- **THE PROBLEM**
Retype the lines of the items, starting with the line containing "text-line bbox=[633, 942, 899, 950]" and ending with the line containing "text-line bbox=[43, 1723, 333, 1731]", both included.
____
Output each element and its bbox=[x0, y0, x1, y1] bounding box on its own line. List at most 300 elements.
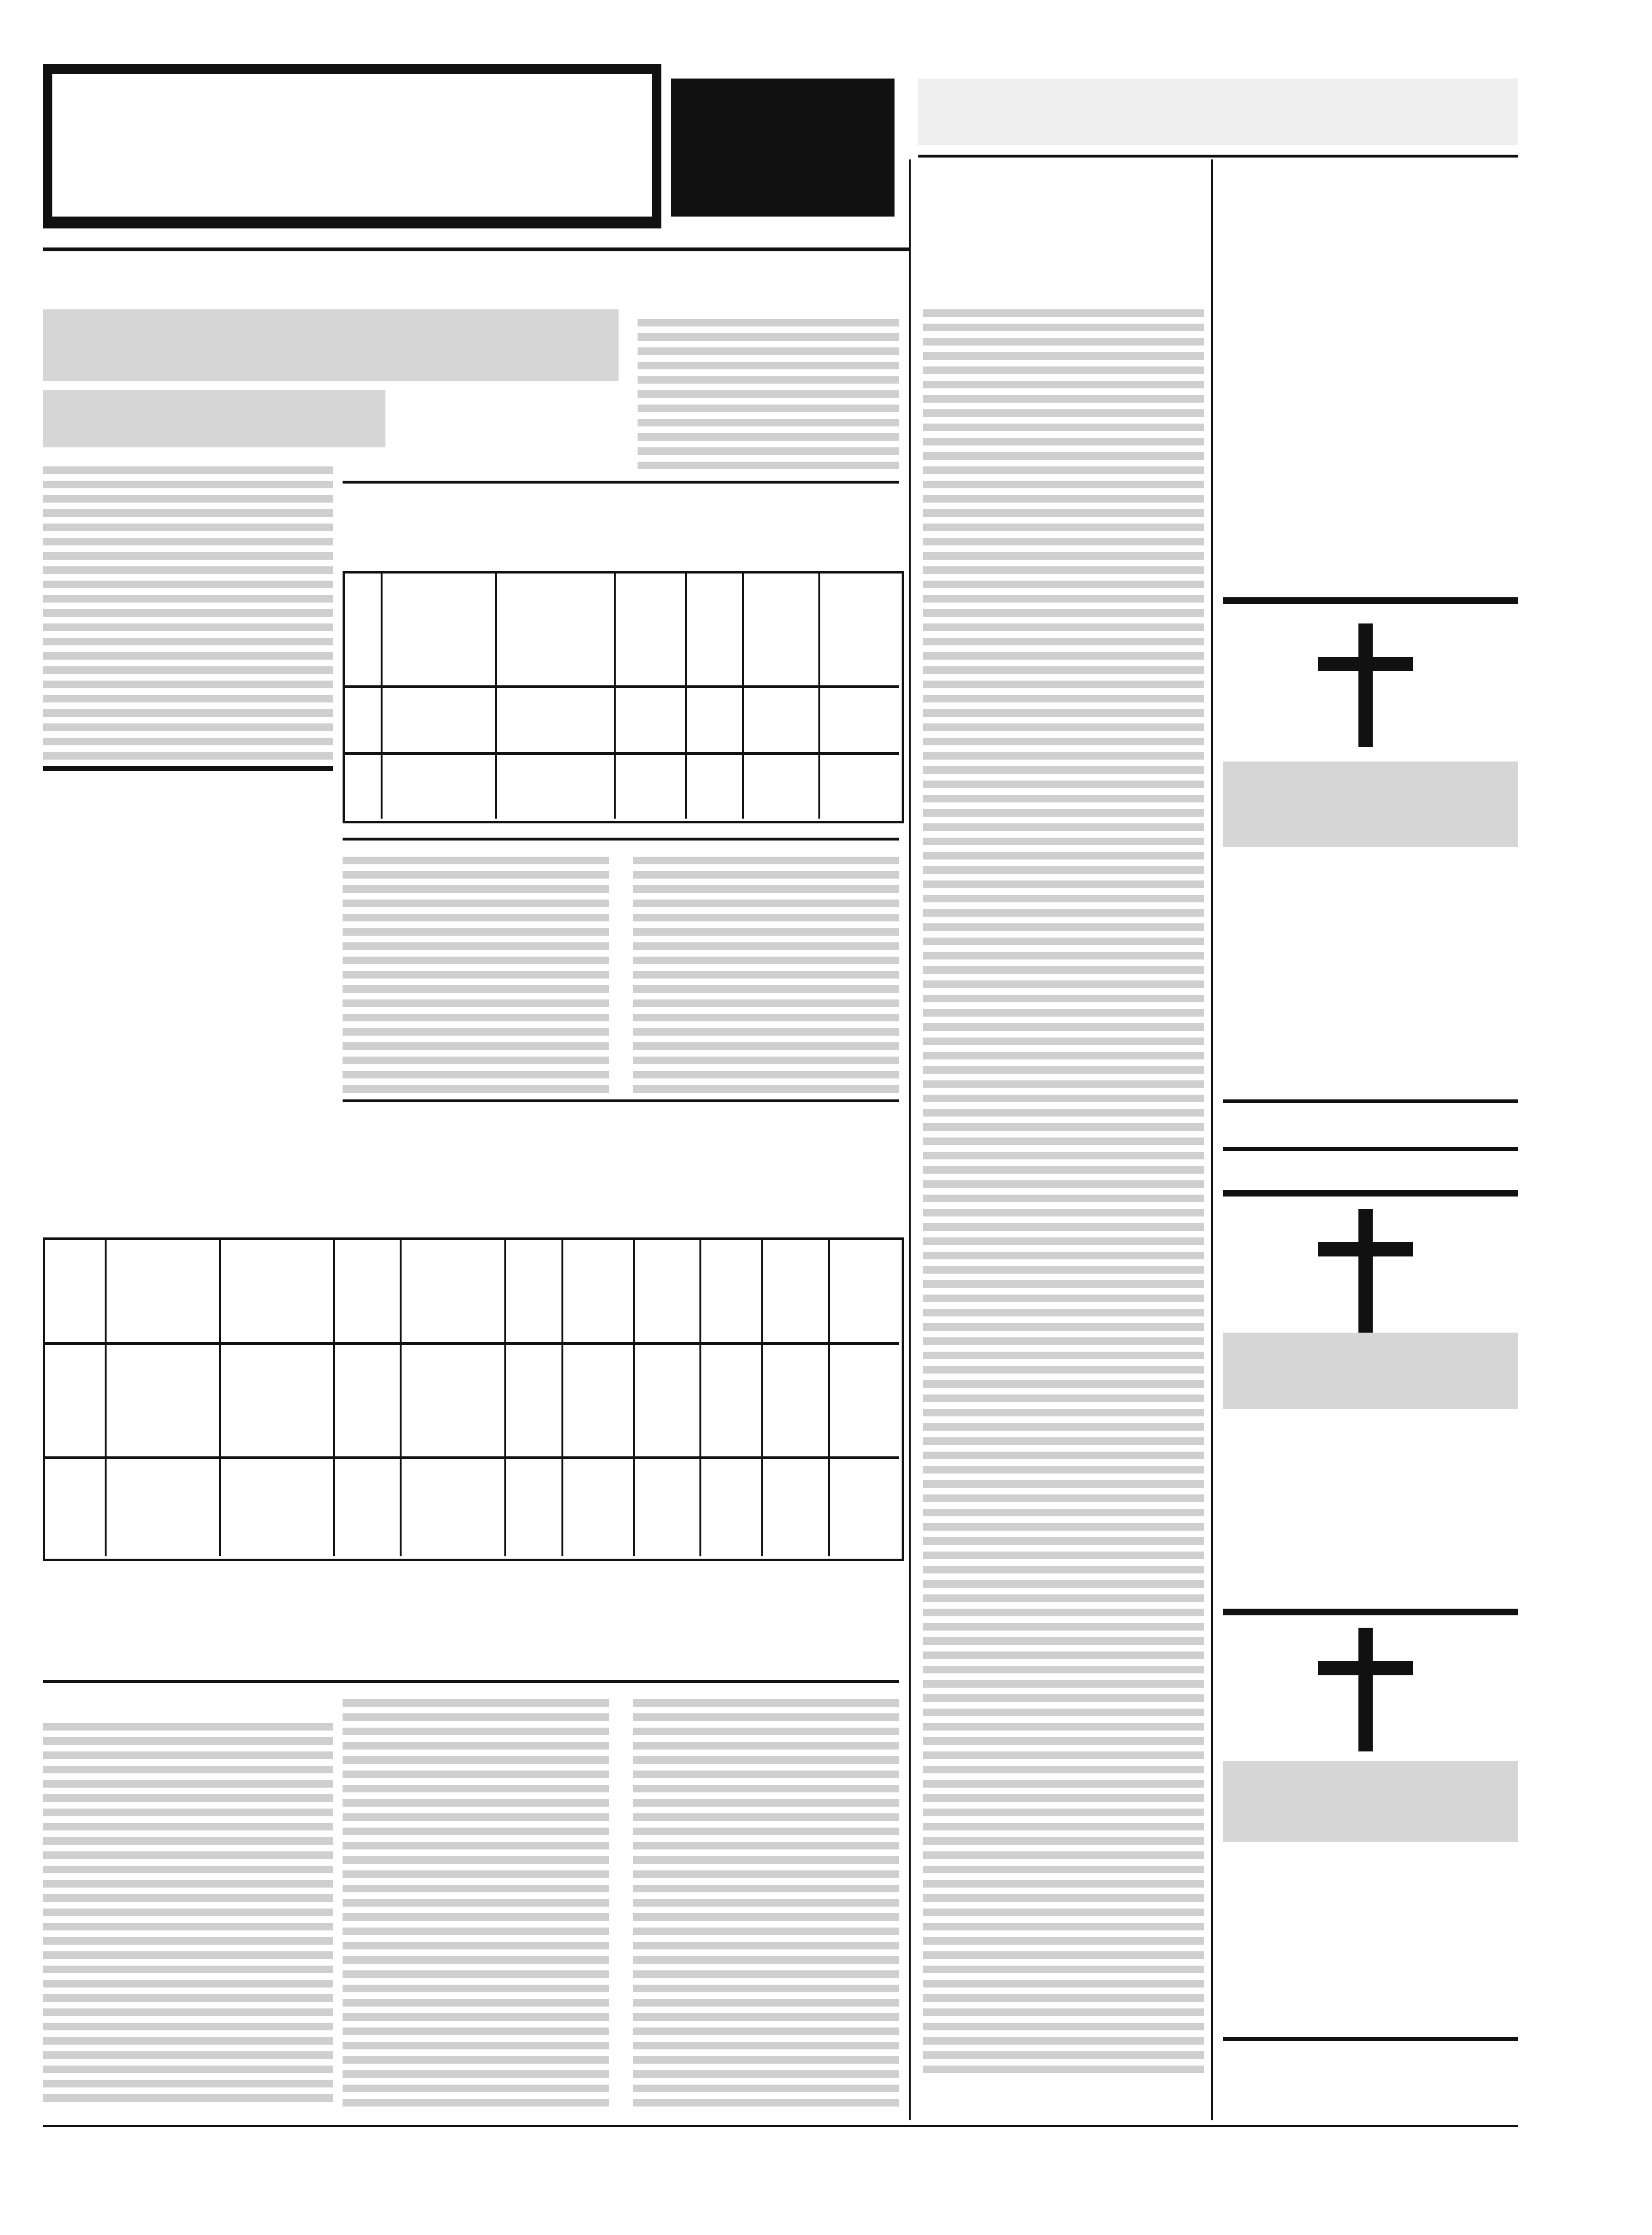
text-line bbox=[633, 942, 899, 950]
text-line bbox=[633, 1999, 899, 2007]
text-line bbox=[923, 509, 1204, 517]
text-line bbox=[343, 1970, 609, 1978]
text-line bbox=[923, 1880, 1204, 1888]
text-line bbox=[43, 566, 333, 574]
text-line bbox=[633, 1699, 899, 1707]
text-line bbox=[923, 1166, 1204, 1174]
text-line bbox=[923, 752, 1204, 760]
text-line bbox=[633, 1870, 899, 1878]
text-line bbox=[633, 1856, 899, 1864]
text-line bbox=[923, 1523, 1204, 1531]
text-line bbox=[923, 1894, 1204, 1902]
text-line bbox=[923, 1152, 1204, 1159]
text-line bbox=[343, 1756, 609, 1764]
text-line bbox=[923, 995, 1204, 1002]
table-2-col bbox=[219, 1237, 221, 1556]
text-line bbox=[343, 1885, 609, 1892]
text-line bbox=[923, 923, 1204, 931]
text-line bbox=[923, 324, 1204, 331]
text-line bbox=[43, 738, 333, 745]
footer-right bbox=[1166, 2104, 1518, 2118]
text-line bbox=[923, 781, 1204, 788]
text-line bbox=[638, 447, 899, 455]
text-line bbox=[43, 666, 333, 674]
text-line bbox=[43, 2008, 333, 2016]
table-2-col bbox=[761, 1237, 763, 1556]
text-line bbox=[923, 766, 1204, 774]
text-line bbox=[923, 1409, 1204, 1416]
text-line bbox=[43, 695, 333, 702]
text-line bbox=[923, 723, 1204, 731]
text-line bbox=[43, 1723, 333, 1731]
text-line bbox=[923, 1923, 1204, 1930]
text-line bbox=[633, 2099, 899, 2106]
text-line bbox=[343, 1813, 609, 1821]
text-line bbox=[43, 481, 333, 488]
text-line bbox=[633, 1913, 899, 1921]
cross-icon bbox=[1318, 1628, 1413, 1751]
text-line bbox=[923, 952, 1204, 959]
text-line bbox=[633, 1970, 899, 1978]
text-line bbox=[343, 2042, 609, 2049]
text-line bbox=[923, 452, 1204, 460]
text-line bbox=[923, 1452, 1204, 1459]
text-line bbox=[343, 1071, 609, 1078]
text-line bbox=[923, 652, 1204, 660]
headline-1 bbox=[43, 309, 619, 381]
text-line bbox=[923, 309, 1204, 317]
text-line bbox=[343, 1042, 609, 1050]
text-line bbox=[633, 1899, 899, 1907]
text-line bbox=[923, 2066, 1204, 2073]
text-line bbox=[923, 809, 1204, 817]
text-line bbox=[923, 1337, 1204, 1345]
text-line bbox=[633, 2027, 899, 2035]
text-line bbox=[923, 1494, 1204, 1502]
table-1-col bbox=[381, 571, 383, 819]
text-line bbox=[923, 524, 1204, 531]
text-line bbox=[923, 1323, 1204, 1331]
text-line bbox=[923, 1252, 1204, 1259]
text-line bbox=[43, 652, 333, 660]
table-2-row bbox=[43, 1456, 899, 1459]
text-line bbox=[633, 2070, 899, 2078]
text-line bbox=[638, 319, 899, 326]
text-line bbox=[633, 1728, 899, 1735]
text-line bbox=[43, 1909, 333, 1916]
text-line bbox=[43, 2066, 333, 2073]
text-line bbox=[923, 495, 1204, 503]
text-line bbox=[923, 1023, 1204, 1031]
text-line bbox=[923, 852, 1204, 860]
text-line bbox=[923, 1209, 1204, 1216]
text-line bbox=[923, 1594, 1204, 1602]
table-1-col bbox=[818, 571, 820, 819]
text-line bbox=[633, 1956, 899, 1964]
text-line bbox=[923, 1423, 1204, 1431]
table-2-col bbox=[699, 1237, 701, 1556]
text-line bbox=[923, 1123, 1204, 1131]
table-1-col bbox=[685, 571, 687, 819]
text-line bbox=[43, 552, 333, 560]
text-line bbox=[923, 566, 1204, 574]
text-line bbox=[633, 1742, 899, 1750]
text-line bbox=[923, 595, 1204, 603]
text-line bbox=[633, 1985, 899, 1992]
text-line bbox=[43, 1751, 333, 1759]
text-line bbox=[638, 347, 899, 355]
text-line bbox=[633, 2056, 899, 2064]
text-line bbox=[43, 538, 333, 545]
text-line bbox=[923, 352, 1204, 360]
text-line bbox=[43, 1966, 333, 1973]
text-line bbox=[923, 2008, 1204, 2016]
text-line bbox=[43, 595, 333, 603]
text-line bbox=[43, 1780, 333, 1788]
text-line bbox=[633, 1057, 899, 1064]
text-line bbox=[343, 985, 609, 993]
text-line bbox=[43, 638, 333, 645]
column-divider bbox=[1211, 159, 1213, 2120]
headline-rule bbox=[43, 247, 909, 251]
text-line bbox=[923, 1794, 1204, 1802]
text-line bbox=[923, 1038, 1204, 1045]
text-line bbox=[633, 1014, 899, 1021]
text-line bbox=[633, 1942, 899, 1949]
rule bbox=[1223, 1609, 1518, 1615]
text-line bbox=[633, 1928, 899, 1935]
text-line bbox=[343, 1999, 609, 2007]
table-2-row bbox=[43, 1342, 899, 1345]
text-line bbox=[343, 1699, 609, 1707]
text-line bbox=[43, 1766, 333, 1773]
notice-name bbox=[1223, 1761, 1518, 1842]
text-line bbox=[923, 1237, 1204, 1245]
text-line bbox=[923, 1966, 1204, 1973]
rule bbox=[343, 481, 899, 484]
text-line bbox=[638, 462, 899, 469]
text-line bbox=[923, 2051, 1204, 2059]
text-line bbox=[923, 395, 1204, 403]
text-line bbox=[43, 1737, 333, 1745]
text-line bbox=[343, 1942, 609, 1949]
text-line bbox=[43, 752, 333, 760]
table-1-col bbox=[614, 571, 616, 819]
text-line bbox=[343, 999, 609, 1007]
text-line bbox=[638, 419, 899, 426]
text-line bbox=[343, 942, 609, 950]
text-line bbox=[43, 1809, 333, 1816]
text-line bbox=[43, 623, 333, 631]
text-line bbox=[43, 581, 333, 588]
text-line bbox=[923, 1195, 1204, 1202]
text-line bbox=[343, 914, 609, 921]
text-line bbox=[43, 2094, 333, 2102]
right-header bbox=[918, 79, 1518, 145]
text-line bbox=[923, 1509, 1204, 1516]
text-line bbox=[343, 1728, 609, 1735]
text-line bbox=[343, 1985, 609, 1992]
table-2-col bbox=[504, 1237, 506, 1556]
text-line bbox=[923, 1623, 1204, 1631]
text-line bbox=[343, 957, 609, 964]
text-line bbox=[633, 1042, 899, 1050]
table-2-col bbox=[333, 1237, 335, 1556]
table-2 bbox=[43, 1237, 904, 1561]
table-2-col bbox=[400, 1237, 402, 1556]
text-line bbox=[923, 1552, 1204, 1559]
text-line bbox=[633, 985, 899, 993]
text-line bbox=[638, 376, 899, 384]
rule bbox=[43, 1680, 899, 1683]
notice-name bbox=[1223, 1333, 1518, 1409]
text-line bbox=[43, 2023, 333, 2030]
cross-icon bbox=[1318, 1209, 1413, 1333]
text-line bbox=[923, 1137, 1204, 1145]
text-line bbox=[923, 1180, 1204, 1188]
text-line bbox=[43, 1837, 333, 1845]
text-line bbox=[923, 381, 1204, 388]
text-line bbox=[343, 2085, 609, 2092]
text-line bbox=[43, 1823, 333, 1830]
text-line bbox=[923, 1080, 1204, 1088]
text-line bbox=[923, 1309, 1204, 1316]
text-line bbox=[923, 1109, 1204, 1117]
text-line bbox=[43, 509, 333, 517]
text-line bbox=[923, 895, 1204, 902]
table-2-col bbox=[105, 1237, 107, 1556]
headline-2 bbox=[43, 390, 385, 447]
text-line bbox=[923, 1751, 1204, 1759]
text-line bbox=[923, 1052, 1204, 1059]
text-line bbox=[923, 638, 1204, 645]
table-2-col bbox=[561, 1237, 563, 1556]
text-line bbox=[923, 338, 1204, 346]
text-line bbox=[633, 914, 899, 921]
text-line bbox=[923, 1694, 1204, 1702]
text-line bbox=[923, 1566, 1204, 1573]
text-line bbox=[43, 723, 333, 731]
text-line bbox=[43, 1980, 333, 1988]
text-line bbox=[923, 1980, 1204, 1988]
text-line bbox=[638, 390, 899, 398]
text-line bbox=[43, 466, 333, 474]
text-line bbox=[43, 1880, 333, 1888]
text-line bbox=[633, 1799, 899, 1807]
text-line bbox=[923, 1223, 1204, 1231]
table-1-col bbox=[495, 571, 497, 819]
text-line bbox=[923, 1609, 1204, 1616]
text-line bbox=[633, 957, 899, 964]
text-line bbox=[923, 1266, 1204, 1274]
text-line bbox=[923, 1780, 1204, 1788]
text-line bbox=[923, 409, 1204, 417]
text-line bbox=[343, 885, 609, 893]
text-line bbox=[43, 1794, 333, 1802]
text-line bbox=[343, 2013, 609, 2021]
rule bbox=[343, 1099, 899, 1102]
text-line bbox=[923, 1095, 1204, 1102]
text-line bbox=[343, 1928, 609, 1935]
text-line bbox=[923, 1994, 1204, 2002]
text-line bbox=[343, 2027, 609, 2035]
rule bbox=[1223, 597, 1518, 604]
text-line bbox=[638, 405, 899, 412]
table-1-row bbox=[343, 685, 899, 688]
right-header-rule bbox=[918, 155, 1518, 158]
text-line bbox=[923, 880, 1204, 888]
table-1-row bbox=[343, 752, 899, 755]
text-line bbox=[923, 438, 1204, 445]
text-line bbox=[633, 1842, 899, 1849]
text-line bbox=[923, 1466, 1204, 1474]
text-line bbox=[923, 2023, 1204, 2030]
text-line bbox=[923, 1823, 1204, 1830]
text-line bbox=[923, 695, 1204, 702]
text-line bbox=[923, 424, 1204, 431]
text-line bbox=[343, 900, 609, 907]
text-line bbox=[43, 709, 333, 717]
table-2-col bbox=[633, 1237, 635, 1556]
text-line bbox=[923, 1637, 1204, 1645]
text-line bbox=[343, 2099, 609, 2106]
text-line bbox=[343, 1057, 609, 1064]
text-line bbox=[633, 1828, 899, 1835]
cross-icon bbox=[1318, 623, 1413, 747]
text-line bbox=[923, 1366, 1204, 1374]
text-line bbox=[923, 1280, 1204, 1288]
text-line bbox=[343, 1028, 609, 1036]
text-line bbox=[43, 1937, 333, 1945]
text-line bbox=[923, 1580, 1204, 1588]
text-line bbox=[633, 857, 899, 864]
text-line bbox=[633, 1085, 899, 1093]
text-line bbox=[923, 1951, 1204, 1959]
text-line bbox=[343, 1014, 609, 1021]
text-line bbox=[923, 1809, 1204, 1816]
text-line bbox=[43, 1951, 333, 1959]
masthead-title bbox=[67, 95, 628, 152]
text-line bbox=[343, 1913, 609, 1921]
text-line bbox=[923, 966, 1204, 974]
masthead-box bbox=[671, 79, 895, 217]
text-line bbox=[923, 1837, 1204, 1845]
text-line bbox=[43, 1866, 333, 1873]
text-line bbox=[343, 1742, 609, 1750]
text-line bbox=[633, 2085, 899, 2092]
text-line bbox=[43, 524, 333, 531]
text-line bbox=[343, 1956, 609, 1964]
text-line bbox=[633, 2013, 899, 2021]
text-line bbox=[923, 1866, 1204, 1873]
text-line bbox=[923, 681, 1204, 688]
text-line bbox=[343, 928, 609, 936]
text-line bbox=[43, 2051, 333, 2059]
footer-rule bbox=[43, 2125, 1518, 2127]
text-line bbox=[923, 609, 1204, 617]
text-line bbox=[923, 738, 1204, 745]
text-line bbox=[923, 538, 1204, 545]
text-line bbox=[633, 1813, 899, 1821]
text-line bbox=[923, 1680, 1204, 1688]
footer-left bbox=[43, 2104, 290, 2118]
text-line bbox=[343, 1856, 609, 1864]
text-line bbox=[923, 466, 1204, 474]
text-line bbox=[923, 1437, 1204, 1445]
text-line bbox=[923, 838, 1204, 845]
table-2-col bbox=[828, 1237, 830, 1556]
text-line bbox=[923, 938, 1204, 945]
text-line bbox=[633, 1885, 899, 1892]
rule bbox=[43, 766, 333, 771]
text-line bbox=[923, 1380, 1204, 1388]
text-line bbox=[923, 1766, 1204, 1773]
text-line bbox=[923, 1723, 1204, 1731]
text-line bbox=[633, 999, 899, 1007]
text-line bbox=[923, 481, 1204, 488]
text-line bbox=[633, 1071, 899, 1078]
text-line bbox=[43, 1851, 333, 1859]
column-divider bbox=[909, 159, 911, 2120]
text-line bbox=[43, 1994, 333, 2002]
text-line bbox=[633, 2042, 899, 2049]
rule bbox=[1223, 2037, 1518, 2041]
text-line bbox=[923, 623, 1204, 631]
text-line bbox=[633, 1756, 899, 1764]
text-line bbox=[923, 552, 1204, 560]
text-line bbox=[923, 1480, 1204, 1488]
text-line bbox=[923, 1652, 1204, 1659]
text-line bbox=[923, 709, 1204, 717]
text-line bbox=[343, 1799, 609, 1807]
text-line bbox=[343, 971, 609, 979]
text-line bbox=[633, 1770, 899, 1778]
text-line bbox=[923, 366, 1204, 374]
text-line bbox=[343, 1085, 609, 1093]
text-line bbox=[923, 823, 1204, 831]
text-line bbox=[923, 1909, 1204, 1916]
text-line bbox=[43, 1923, 333, 1930]
text-line bbox=[343, 2056, 609, 2064]
text-line bbox=[43, 1894, 333, 1902]
table-1-col bbox=[742, 571, 744, 819]
rule bbox=[1223, 1190, 1518, 1197]
text-line bbox=[343, 1770, 609, 1778]
text-line bbox=[343, 1828, 609, 1835]
text-line bbox=[633, 900, 899, 907]
text-line bbox=[923, 1066, 1204, 1074]
text-line bbox=[633, 871, 899, 879]
rule bbox=[1223, 1099, 1518, 1103]
text-line bbox=[343, 2070, 609, 2078]
text-line bbox=[923, 980, 1204, 988]
rule bbox=[343, 838, 899, 841]
text-line bbox=[633, 928, 899, 936]
text-line bbox=[923, 909, 1204, 917]
text-line bbox=[923, 581, 1204, 588]
text-line bbox=[43, 2037, 333, 2045]
text-line bbox=[633, 1785, 899, 1792]
text-line bbox=[638, 333, 899, 341]
text-line bbox=[343, 1842, 609, 1849]
text-line bbox=[923, 1537, 1204, 1545]
text-line bbox=[43, 609, 333, 617]
text-line bbox=[343, 871, 609, 879]
text-line bbox=[923, 795, 1204, 802]
rule bbox=[1223, 1147, 1518, 1151]
text-line bbox=[343, 857, 609, 864]
text-line bbox=[923, 1295, 1204, 1302]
____
- **RESPONSE TO THIS TASK**
text-line bbox=[633, 942, 899, 950]
text-line bbox=[633, 1999, 899, 2007]
text-line bbox=[923, 509, 1204, 517]
text-line bbox=[343, 1970, 609, 1978]
text-line bbox=[923, 1880, 1204, 1888]
text-line bbox=[43, 566, 333, 574]
text-line bbox=[633, 1699, 899, 1707]
text-line bbox=[923, 1166, 1204, 1174]
text-line bbox=[923, 752, 1204, 760]
text-line bbox=[633, 1870, 899, 1878]
text-line bbox=[633, 1856, 899, 1864]
text-line bbox=[923, 1523, 1204, 1531]
text-line bbox=[923, 1894, 1204, 1902]
text-line bbox=[923, 1152, 1204, 1159]
text-line bbox=[343, 1756, 609, 1764]
text-line bbox=[923, 995, 1204, 1002]
table-2-col bbox=[219, 1237, 221, 1556]
text-line bbox=[343, 1885, 609, 1892]
text-line bbox=[923, 923, 1204, 931]
text-line bbox=[923, 324, 1204, 331]
text-line bbox=[43, 738, 333, 745]
footer-right bbox=[1166, 2104, 1518, 2118]
text-line bbox=[923, 781, 1204, 788]
text-line bbox=[638, 447, 899, 455]
text-line bbox=[43, 666, 333, 674]
text-line bbox=[43, 2008, 333, 2016]
table-2-col bbox=[761, 1237, 763, 1556]
text-line bbox=[923, 766, 1204, 774]
text-line bbox=[923, 1409, 1204, 1416]
text-line bbox=[43, 695, 333, 702]
text-line bbox=[923, 723, 1204, 731]
text-line bbox=[43, 1723, 333, 1731]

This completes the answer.